To be done:
Copy all lines holding the word "this" from the entries.

The data:
================

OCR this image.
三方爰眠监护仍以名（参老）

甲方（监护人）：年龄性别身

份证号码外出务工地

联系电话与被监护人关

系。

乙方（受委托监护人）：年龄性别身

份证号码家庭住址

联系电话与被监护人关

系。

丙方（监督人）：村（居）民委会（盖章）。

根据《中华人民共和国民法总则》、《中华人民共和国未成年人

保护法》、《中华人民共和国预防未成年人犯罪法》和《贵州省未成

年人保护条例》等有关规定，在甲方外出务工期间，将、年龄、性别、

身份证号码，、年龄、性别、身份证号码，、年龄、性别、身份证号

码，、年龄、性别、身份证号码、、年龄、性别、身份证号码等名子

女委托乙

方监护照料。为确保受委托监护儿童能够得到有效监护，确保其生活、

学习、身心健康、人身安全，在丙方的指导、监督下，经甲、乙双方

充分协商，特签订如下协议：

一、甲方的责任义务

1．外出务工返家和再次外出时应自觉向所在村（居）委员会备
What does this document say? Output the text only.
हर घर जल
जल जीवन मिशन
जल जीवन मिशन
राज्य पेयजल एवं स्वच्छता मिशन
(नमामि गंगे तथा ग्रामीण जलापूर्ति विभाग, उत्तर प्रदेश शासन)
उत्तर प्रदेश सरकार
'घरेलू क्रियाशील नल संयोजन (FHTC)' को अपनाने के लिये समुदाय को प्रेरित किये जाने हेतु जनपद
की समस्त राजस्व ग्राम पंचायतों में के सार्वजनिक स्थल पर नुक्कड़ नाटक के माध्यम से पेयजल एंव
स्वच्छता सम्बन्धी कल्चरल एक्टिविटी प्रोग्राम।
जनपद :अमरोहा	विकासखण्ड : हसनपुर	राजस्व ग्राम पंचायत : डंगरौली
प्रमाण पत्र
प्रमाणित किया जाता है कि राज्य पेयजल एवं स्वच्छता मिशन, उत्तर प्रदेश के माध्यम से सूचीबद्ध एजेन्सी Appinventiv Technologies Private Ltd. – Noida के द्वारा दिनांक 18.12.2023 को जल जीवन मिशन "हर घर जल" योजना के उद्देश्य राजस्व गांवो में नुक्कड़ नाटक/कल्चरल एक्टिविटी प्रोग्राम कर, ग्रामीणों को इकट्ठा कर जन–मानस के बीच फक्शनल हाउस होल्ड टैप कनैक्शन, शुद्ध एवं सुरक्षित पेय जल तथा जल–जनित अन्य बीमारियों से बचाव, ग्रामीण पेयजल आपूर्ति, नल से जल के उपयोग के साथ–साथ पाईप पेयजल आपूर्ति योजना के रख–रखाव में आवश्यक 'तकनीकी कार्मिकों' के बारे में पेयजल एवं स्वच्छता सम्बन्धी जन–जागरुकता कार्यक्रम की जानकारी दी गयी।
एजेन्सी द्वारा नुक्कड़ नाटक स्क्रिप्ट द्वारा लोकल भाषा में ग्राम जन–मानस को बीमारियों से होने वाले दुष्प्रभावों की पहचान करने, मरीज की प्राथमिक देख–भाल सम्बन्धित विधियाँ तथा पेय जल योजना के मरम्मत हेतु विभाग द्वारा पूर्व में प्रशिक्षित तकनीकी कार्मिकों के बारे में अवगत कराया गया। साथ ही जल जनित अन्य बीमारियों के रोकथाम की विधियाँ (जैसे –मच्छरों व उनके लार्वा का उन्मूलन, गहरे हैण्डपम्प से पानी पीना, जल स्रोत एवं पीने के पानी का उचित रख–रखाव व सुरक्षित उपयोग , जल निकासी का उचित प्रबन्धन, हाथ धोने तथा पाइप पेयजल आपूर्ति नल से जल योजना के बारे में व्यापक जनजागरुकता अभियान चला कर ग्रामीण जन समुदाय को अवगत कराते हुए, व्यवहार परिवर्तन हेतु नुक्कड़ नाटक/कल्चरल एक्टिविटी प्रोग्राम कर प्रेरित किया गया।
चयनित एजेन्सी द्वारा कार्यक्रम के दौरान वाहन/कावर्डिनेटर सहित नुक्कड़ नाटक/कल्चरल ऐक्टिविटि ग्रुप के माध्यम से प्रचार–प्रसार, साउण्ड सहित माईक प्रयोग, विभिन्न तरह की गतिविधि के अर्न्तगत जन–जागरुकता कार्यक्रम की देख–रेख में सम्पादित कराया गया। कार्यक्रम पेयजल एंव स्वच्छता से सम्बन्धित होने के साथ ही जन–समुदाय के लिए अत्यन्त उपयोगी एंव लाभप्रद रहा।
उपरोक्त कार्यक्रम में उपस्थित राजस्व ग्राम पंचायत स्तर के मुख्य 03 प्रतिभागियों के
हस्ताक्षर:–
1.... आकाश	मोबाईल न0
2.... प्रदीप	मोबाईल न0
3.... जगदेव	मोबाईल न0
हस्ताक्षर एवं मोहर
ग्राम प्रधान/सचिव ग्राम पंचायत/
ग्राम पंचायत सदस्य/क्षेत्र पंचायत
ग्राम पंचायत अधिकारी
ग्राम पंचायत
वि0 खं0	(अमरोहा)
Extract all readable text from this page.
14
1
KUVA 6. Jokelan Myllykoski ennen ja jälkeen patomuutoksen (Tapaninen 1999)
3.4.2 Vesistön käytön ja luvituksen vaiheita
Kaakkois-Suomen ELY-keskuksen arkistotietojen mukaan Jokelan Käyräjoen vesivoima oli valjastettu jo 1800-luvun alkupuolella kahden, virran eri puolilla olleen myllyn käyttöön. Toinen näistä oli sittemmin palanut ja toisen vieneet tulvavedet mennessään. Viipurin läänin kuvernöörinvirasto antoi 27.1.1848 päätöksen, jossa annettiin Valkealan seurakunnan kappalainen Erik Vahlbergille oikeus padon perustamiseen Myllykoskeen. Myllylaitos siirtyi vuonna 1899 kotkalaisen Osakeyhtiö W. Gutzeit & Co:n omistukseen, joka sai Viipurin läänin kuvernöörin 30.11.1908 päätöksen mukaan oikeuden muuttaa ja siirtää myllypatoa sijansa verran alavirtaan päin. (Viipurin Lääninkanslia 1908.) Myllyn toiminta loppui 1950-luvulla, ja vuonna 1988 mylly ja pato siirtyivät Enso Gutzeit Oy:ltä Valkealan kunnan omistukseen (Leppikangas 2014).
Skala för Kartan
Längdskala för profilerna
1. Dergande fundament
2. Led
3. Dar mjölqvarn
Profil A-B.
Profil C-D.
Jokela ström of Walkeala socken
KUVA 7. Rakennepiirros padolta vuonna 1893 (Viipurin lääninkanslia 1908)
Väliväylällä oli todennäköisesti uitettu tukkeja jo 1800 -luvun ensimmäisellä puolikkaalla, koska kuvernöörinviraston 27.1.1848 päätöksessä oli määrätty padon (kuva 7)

================

Written solution:
OCR this image.
What does this document say? Output the text only.
Extract all readable text from this page.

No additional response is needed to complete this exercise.